Go through the entries below and collect each line with the string "this" in it.

Extracts from a graphics dataset:
===
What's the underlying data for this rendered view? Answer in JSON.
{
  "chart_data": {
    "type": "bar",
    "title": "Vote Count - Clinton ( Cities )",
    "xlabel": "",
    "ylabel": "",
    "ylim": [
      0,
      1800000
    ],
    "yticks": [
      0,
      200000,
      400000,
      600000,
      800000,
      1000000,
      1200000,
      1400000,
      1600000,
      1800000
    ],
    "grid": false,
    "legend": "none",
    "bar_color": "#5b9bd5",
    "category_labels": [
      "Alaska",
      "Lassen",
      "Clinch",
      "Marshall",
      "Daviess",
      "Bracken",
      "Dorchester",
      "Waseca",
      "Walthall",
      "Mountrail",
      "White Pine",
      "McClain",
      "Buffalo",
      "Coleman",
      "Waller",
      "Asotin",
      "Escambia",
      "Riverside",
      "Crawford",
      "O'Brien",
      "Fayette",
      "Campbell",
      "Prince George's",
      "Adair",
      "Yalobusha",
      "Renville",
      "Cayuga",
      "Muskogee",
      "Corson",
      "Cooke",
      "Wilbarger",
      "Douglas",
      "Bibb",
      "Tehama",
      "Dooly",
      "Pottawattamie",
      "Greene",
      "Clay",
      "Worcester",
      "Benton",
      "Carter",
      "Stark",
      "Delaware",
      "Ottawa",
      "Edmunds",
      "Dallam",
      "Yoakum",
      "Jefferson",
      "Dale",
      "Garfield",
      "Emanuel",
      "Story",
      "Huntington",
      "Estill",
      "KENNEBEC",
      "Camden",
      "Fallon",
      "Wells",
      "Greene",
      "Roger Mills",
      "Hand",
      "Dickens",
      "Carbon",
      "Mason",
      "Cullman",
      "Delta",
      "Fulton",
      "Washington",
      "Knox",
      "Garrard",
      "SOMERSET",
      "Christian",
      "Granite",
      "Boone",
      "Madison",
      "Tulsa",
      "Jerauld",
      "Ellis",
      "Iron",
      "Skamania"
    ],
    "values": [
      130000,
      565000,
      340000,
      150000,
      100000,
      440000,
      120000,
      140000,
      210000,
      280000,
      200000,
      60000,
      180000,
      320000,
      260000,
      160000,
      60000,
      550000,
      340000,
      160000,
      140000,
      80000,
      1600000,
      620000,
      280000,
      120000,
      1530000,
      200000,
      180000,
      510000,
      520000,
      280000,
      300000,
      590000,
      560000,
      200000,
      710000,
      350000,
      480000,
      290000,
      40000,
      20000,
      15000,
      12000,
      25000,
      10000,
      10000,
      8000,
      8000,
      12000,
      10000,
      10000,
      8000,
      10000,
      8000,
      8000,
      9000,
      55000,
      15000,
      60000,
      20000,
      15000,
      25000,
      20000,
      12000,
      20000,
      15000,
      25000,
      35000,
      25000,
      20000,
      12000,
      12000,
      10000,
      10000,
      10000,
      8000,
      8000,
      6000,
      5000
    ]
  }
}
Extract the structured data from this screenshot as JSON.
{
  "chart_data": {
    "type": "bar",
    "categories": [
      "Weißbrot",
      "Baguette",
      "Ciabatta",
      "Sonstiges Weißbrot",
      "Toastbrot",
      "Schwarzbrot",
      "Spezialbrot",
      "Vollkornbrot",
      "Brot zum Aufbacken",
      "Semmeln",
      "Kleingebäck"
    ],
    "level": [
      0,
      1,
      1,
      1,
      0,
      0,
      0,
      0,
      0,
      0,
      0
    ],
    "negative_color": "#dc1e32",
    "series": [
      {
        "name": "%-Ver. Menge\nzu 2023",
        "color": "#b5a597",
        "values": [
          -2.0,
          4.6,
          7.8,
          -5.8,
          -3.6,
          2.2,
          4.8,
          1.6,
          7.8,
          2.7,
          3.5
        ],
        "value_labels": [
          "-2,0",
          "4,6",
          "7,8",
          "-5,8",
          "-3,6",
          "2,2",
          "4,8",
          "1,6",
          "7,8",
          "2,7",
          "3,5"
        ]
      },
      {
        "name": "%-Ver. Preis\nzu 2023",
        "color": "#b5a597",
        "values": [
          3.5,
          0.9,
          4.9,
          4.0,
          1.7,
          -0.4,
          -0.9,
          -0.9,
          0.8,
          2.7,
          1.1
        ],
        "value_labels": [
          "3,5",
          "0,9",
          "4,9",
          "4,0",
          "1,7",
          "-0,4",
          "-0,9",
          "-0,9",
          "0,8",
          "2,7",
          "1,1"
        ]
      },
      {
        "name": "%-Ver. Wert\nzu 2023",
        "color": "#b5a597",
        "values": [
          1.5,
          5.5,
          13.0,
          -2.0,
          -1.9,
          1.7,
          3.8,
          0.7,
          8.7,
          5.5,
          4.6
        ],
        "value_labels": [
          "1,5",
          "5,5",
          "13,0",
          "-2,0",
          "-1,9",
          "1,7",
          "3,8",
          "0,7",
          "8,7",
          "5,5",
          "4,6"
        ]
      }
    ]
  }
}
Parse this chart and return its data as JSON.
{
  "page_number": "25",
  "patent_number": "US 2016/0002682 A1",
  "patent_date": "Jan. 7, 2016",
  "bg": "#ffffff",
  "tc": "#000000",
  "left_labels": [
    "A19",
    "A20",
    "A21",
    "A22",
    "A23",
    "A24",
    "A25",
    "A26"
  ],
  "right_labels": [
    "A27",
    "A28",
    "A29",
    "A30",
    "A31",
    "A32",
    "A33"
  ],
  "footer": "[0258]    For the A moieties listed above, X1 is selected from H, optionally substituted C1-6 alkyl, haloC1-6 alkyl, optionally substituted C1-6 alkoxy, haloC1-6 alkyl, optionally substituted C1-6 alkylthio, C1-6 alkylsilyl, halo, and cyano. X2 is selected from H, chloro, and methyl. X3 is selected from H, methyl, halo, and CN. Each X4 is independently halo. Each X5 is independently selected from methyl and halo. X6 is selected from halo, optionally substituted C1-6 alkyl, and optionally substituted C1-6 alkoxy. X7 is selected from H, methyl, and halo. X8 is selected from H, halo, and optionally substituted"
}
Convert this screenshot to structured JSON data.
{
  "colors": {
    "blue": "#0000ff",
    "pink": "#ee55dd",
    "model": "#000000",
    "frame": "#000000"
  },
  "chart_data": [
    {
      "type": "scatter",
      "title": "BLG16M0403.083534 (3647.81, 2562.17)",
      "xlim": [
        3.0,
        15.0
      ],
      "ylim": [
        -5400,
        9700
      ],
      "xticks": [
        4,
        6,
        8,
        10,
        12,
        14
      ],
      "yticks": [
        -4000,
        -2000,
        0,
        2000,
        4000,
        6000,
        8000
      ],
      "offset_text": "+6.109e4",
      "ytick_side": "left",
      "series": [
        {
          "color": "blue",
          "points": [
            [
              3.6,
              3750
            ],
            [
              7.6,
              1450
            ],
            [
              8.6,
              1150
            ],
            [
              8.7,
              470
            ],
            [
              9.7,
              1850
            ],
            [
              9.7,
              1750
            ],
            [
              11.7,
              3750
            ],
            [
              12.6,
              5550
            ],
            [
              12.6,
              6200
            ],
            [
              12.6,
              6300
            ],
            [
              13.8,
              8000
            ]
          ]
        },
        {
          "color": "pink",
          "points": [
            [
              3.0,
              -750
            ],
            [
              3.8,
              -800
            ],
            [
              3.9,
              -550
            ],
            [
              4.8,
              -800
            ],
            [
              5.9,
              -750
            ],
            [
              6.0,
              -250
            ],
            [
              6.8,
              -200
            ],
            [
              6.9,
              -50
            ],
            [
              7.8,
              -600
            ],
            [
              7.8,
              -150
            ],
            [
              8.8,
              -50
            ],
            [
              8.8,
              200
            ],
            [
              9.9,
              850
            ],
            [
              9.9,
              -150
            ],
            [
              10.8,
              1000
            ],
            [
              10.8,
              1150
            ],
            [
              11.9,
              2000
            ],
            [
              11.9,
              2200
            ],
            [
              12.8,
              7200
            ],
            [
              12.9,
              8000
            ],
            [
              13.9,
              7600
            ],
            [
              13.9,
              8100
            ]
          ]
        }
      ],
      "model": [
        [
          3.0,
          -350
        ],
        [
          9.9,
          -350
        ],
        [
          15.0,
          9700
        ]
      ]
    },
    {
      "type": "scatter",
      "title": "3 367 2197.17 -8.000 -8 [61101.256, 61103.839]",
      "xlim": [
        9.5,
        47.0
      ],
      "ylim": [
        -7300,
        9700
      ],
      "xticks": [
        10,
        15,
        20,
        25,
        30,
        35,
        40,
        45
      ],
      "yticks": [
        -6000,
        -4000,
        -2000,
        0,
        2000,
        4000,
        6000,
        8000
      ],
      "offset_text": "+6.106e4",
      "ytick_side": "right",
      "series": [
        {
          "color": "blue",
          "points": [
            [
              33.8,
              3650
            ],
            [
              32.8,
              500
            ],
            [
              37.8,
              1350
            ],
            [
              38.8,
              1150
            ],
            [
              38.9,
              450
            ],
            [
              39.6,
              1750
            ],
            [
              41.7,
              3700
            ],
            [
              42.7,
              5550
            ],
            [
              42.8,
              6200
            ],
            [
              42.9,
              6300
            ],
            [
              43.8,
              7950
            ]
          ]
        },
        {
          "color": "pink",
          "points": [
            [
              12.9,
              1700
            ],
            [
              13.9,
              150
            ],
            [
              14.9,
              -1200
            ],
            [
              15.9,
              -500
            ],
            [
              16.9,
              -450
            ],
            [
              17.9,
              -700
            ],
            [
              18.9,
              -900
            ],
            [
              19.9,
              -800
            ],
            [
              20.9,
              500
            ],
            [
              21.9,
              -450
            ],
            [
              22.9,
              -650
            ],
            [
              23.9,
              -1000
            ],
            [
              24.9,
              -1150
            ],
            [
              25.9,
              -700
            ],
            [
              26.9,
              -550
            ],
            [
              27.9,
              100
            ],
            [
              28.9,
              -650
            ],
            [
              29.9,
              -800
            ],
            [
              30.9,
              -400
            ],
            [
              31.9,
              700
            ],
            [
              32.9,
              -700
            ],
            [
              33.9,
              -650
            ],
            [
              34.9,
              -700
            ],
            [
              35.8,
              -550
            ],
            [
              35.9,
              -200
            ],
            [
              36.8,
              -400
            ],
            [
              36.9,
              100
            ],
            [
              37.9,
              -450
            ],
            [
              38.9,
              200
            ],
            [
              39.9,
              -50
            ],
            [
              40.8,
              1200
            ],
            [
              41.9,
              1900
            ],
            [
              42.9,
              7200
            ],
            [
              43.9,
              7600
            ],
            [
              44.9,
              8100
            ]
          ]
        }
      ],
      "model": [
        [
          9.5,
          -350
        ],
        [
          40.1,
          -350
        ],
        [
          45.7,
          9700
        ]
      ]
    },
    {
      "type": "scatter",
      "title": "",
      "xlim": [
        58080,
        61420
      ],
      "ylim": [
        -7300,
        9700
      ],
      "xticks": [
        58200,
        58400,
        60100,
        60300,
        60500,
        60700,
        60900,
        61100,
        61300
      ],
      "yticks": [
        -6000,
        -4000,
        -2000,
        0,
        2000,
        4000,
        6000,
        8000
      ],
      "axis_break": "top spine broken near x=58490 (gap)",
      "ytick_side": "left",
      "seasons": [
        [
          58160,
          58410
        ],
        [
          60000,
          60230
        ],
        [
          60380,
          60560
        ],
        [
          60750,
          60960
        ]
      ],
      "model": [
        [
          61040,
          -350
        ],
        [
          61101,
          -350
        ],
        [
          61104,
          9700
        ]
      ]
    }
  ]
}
===
- [TASK SOLUTION]:
What's the underlying data for this rendered view? Answer in JSON.
Extract the structured data from this screenshot as JSON.
Parse this chart and return its data as JSON.
Convert this screenshot to structured JSON data.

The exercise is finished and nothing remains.